_Description of the task:_
Find all the lines with "уполномоченного" and gather them.

--- start Listed records ---

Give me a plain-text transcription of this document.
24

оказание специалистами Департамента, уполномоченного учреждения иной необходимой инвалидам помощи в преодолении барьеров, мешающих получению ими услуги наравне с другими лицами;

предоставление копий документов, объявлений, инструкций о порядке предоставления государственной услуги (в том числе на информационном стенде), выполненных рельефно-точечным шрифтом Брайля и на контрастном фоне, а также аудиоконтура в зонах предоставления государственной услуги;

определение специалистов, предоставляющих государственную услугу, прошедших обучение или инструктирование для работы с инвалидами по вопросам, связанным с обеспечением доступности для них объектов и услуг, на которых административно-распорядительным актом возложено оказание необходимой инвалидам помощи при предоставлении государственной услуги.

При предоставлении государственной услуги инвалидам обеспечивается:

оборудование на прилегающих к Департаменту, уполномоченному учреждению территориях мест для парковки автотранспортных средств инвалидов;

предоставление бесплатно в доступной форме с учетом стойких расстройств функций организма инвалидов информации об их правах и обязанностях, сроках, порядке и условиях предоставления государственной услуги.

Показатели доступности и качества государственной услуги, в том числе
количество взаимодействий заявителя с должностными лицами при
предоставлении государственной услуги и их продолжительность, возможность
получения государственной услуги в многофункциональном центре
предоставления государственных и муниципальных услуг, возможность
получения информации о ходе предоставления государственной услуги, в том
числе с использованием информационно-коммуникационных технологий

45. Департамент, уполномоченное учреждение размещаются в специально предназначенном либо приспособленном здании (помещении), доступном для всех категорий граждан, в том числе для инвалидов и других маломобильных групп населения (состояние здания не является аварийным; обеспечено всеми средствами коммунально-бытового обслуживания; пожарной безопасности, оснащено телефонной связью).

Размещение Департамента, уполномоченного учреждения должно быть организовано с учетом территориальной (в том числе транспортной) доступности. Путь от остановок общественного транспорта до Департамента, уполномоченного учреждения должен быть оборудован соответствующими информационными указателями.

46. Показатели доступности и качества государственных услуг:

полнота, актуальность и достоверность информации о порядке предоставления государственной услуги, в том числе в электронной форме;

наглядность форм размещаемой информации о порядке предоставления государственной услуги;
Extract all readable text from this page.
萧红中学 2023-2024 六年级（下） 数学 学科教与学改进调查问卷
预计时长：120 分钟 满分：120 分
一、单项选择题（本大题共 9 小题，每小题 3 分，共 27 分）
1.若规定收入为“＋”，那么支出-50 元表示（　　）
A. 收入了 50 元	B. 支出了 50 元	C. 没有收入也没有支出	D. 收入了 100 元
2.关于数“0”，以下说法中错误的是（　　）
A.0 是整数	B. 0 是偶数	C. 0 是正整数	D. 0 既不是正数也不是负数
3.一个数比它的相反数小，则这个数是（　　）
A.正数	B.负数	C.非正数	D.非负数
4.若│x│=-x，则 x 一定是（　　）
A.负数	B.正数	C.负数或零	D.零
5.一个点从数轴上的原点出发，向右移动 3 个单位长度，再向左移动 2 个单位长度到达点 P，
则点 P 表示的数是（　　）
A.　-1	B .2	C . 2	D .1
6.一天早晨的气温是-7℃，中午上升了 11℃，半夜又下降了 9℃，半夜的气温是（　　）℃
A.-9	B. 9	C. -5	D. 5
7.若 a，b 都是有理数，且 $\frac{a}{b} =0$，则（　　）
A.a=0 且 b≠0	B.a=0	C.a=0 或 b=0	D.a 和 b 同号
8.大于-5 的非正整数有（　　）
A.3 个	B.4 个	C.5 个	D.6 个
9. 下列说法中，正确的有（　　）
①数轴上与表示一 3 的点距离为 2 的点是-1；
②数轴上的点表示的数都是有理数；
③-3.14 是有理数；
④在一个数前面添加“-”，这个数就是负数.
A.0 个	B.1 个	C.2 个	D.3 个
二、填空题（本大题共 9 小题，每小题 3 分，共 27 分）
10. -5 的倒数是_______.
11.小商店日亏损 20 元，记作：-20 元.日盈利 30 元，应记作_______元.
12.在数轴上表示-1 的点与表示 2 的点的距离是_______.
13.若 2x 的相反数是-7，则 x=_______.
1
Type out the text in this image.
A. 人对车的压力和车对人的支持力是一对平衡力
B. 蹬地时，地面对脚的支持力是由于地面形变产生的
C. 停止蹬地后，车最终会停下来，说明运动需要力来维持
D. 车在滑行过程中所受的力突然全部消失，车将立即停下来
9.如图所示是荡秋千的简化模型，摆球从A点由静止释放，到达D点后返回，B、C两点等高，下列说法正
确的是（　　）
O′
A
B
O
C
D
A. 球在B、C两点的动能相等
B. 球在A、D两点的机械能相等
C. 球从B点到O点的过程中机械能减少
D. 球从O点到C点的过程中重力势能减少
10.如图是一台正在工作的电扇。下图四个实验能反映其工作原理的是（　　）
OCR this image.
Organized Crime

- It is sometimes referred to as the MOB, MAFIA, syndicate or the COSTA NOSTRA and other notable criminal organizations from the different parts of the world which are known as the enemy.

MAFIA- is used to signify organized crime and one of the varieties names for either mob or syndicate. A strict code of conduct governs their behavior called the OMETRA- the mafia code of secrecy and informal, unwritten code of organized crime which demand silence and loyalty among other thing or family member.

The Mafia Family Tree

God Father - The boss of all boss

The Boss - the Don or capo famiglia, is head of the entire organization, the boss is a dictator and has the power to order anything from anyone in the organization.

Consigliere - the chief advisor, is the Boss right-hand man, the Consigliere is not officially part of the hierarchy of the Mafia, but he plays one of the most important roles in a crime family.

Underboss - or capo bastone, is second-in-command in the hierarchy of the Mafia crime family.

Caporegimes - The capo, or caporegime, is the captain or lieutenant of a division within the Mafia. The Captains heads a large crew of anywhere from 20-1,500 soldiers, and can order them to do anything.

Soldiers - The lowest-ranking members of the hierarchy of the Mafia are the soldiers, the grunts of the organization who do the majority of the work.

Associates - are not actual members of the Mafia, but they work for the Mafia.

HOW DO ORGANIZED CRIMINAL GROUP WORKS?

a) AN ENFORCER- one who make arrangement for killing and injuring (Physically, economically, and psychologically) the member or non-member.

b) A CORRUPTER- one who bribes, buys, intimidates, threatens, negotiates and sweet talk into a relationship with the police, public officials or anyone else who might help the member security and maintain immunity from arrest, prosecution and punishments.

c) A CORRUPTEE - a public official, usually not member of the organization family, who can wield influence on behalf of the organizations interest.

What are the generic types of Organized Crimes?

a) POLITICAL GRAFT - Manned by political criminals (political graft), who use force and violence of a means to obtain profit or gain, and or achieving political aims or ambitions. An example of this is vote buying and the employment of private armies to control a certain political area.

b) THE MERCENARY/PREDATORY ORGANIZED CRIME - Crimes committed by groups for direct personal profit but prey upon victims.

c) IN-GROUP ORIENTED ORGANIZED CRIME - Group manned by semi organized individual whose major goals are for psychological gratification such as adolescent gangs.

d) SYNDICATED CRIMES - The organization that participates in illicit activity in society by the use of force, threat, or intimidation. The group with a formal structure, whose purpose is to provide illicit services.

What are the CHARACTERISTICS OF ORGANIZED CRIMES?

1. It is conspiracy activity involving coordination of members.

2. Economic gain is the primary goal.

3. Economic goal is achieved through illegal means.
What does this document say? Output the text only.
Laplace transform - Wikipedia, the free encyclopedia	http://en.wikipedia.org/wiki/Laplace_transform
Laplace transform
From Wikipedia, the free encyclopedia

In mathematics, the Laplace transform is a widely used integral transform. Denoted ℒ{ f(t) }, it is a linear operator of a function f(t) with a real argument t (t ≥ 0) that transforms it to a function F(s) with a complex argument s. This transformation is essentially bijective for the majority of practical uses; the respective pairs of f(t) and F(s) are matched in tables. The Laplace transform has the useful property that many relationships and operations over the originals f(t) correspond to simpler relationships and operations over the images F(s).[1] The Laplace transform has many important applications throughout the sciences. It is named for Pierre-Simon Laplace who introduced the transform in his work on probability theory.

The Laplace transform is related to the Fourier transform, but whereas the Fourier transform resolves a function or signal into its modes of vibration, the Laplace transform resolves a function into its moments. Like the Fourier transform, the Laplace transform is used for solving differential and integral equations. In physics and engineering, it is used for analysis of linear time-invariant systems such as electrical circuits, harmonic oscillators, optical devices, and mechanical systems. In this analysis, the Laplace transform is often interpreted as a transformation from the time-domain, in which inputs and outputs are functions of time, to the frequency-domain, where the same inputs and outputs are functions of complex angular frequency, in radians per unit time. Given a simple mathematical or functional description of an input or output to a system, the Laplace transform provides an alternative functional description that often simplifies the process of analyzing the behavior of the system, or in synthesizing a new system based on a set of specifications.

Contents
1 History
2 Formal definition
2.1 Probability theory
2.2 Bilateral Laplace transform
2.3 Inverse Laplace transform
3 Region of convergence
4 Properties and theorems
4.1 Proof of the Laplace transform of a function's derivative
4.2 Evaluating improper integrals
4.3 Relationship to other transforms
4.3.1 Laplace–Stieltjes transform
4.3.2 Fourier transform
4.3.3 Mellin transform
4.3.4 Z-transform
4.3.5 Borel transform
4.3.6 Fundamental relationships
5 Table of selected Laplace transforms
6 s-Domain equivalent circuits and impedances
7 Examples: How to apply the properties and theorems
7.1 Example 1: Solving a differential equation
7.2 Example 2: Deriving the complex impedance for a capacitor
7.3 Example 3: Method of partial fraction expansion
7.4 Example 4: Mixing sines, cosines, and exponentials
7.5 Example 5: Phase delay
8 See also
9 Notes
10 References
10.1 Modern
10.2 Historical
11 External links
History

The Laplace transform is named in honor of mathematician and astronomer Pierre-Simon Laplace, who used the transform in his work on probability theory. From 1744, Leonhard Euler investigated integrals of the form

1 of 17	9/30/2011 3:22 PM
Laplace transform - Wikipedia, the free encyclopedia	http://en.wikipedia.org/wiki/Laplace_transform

--- end Listed records ---

_The answer:_
оказание специалистами Департамента, уполномоченного учреждения иной необходимой инвалидам помощи в преодолении барьеров, мешающих получению ими услуги наравне с другими лицами;
Размещение Департамента, уполномоченного учреждения должно быть организовано с учетом территориальной (в том числе транспортной) доступности. Путь от остановок общественного транспорта до Департамента, уполномоченного учреждения должен быть оборудован соответствующими информационными указателями.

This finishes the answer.